+++ Dataset rows

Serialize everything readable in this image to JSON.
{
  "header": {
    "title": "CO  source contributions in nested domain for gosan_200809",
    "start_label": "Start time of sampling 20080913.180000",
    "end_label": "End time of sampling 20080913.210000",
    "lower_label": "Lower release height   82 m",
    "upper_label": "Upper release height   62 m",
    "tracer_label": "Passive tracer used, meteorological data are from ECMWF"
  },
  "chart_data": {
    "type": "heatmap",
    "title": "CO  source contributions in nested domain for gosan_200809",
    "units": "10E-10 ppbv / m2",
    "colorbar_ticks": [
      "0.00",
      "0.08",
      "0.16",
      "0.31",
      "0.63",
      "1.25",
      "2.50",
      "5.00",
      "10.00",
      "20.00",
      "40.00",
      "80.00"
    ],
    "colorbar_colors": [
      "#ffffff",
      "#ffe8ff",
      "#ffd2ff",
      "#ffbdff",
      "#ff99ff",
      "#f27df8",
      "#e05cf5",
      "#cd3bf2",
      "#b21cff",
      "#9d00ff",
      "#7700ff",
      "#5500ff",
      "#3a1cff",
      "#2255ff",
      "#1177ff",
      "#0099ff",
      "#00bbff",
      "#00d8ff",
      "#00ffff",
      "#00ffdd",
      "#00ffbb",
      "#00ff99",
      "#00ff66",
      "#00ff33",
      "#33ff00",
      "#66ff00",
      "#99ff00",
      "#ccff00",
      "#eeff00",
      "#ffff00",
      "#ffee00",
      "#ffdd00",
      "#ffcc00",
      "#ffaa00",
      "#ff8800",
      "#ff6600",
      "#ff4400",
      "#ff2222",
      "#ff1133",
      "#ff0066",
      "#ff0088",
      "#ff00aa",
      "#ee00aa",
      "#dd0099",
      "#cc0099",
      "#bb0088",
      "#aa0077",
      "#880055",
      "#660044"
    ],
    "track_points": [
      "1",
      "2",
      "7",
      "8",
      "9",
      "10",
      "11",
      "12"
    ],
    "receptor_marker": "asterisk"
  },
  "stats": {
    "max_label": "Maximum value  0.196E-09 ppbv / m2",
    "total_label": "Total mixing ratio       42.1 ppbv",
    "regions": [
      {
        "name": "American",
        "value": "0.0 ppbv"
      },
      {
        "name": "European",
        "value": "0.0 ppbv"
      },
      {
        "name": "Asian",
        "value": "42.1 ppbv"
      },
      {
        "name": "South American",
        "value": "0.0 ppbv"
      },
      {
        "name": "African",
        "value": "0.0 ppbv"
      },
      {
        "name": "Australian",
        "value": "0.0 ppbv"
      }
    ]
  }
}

++++++

Copy out the full set of records precisely, leaving nothing out.

Answer to this problem:
Serialize everything readable in this image to JSON.
{
  "header": {
    "title": "CO  source contributions in nested domain for gosan_200809",
    "start_label": "Start time of sampling 20080913.180000",
    "end_label": "End time of sampling 20080913.210000",
    "lower_label": "Lower release height   82 m",
    "upper_label": "Upper release height   62 m",
    "tracer_label": "Passive tracer used, meteorological data are from ECMWF"
  },
  "chart_data": {
    "type": "heatmap",
    "title": "CO  source contributions in nested domain for gosan_200809",
    "units": "10E-10 ppbv / m2",
    "colorbar_ticks": [
      "0.00",
      "0.08",
      "0.16",
      "0.31",
      "0.63",
      "1.25",
      "2.50",
      "5.00",
      "10.00",
      "20.00",
      "40.00",
      "80.00"
    ],
    "colorbar_colors": [
      "#ffffff",
      "#ffe8ff",
      "#ffd2ff",
      "#ffbdff",
      "#ff99ff",
      "#f27df8",
      "#e05cf5",
      "#cd3bf2",
      "#b21cff",
      "#9d00ff",
      "#7700ff",
      "#5500ff",
      "#3a1cff",
      "#2255ff",
      "#1177ff",
      "#0099ff",
      "#00bbff",
      "#00d8ff",
      "#00ffff",
      "#00ffdd",
      "#00ffbb",
      "#00ff99",
      "#00ff66",
      "#00ff33",
      "#33ff00",
      "#66ff00",
      "#99ff00",
      "#ccff00",
      "#eeff00",
      "#ffff00",
      "#ffee00",
      "#ffdd00",
      "#ffcc00",
      "#ffaa00",
      "#ff8800",
      "#ff6600",
      "#ff4400",
      "#ff2222",
      "#ff1133",
      "#ff0066",
      "#ff0088",
      "#ff00aa",
      "#ee00aa",
      "#dd0099",
      "#cc0099",
      "#bb0088",
      "#aa0077",
      "#880055",
      "#660044"
    ],
    "track_points": [
      "1",
      "2",
      "7",
      "8",
      "9",
      "10",
      "11",
      "12"
    ],
    "receptor_marker": "asterisk"
  },
  "stats": {
    "max_label": "Maximum value  0.196E-09 ppbv / m2",
    "total_label": "Total mixing ratio       42.1 ppbv",
    "regions": [
      {
        "name": "American",
        "value": "0.0 ppbv"
      },
      {
        "name": "European",
        "value": "0.0 ppbv"
      },
      {
        "name": "Asian",
        "value": "42.1 ppbv"
      },
      {
        "name": "South American",
        "value": "0.0 ppbv"
      },
      {
        "name": "African",
        "value": "0.0 ppbv"
      },
      {
        "name": "Australian",
        "value": "0.0 ppbv"
      }
    ]
  }
}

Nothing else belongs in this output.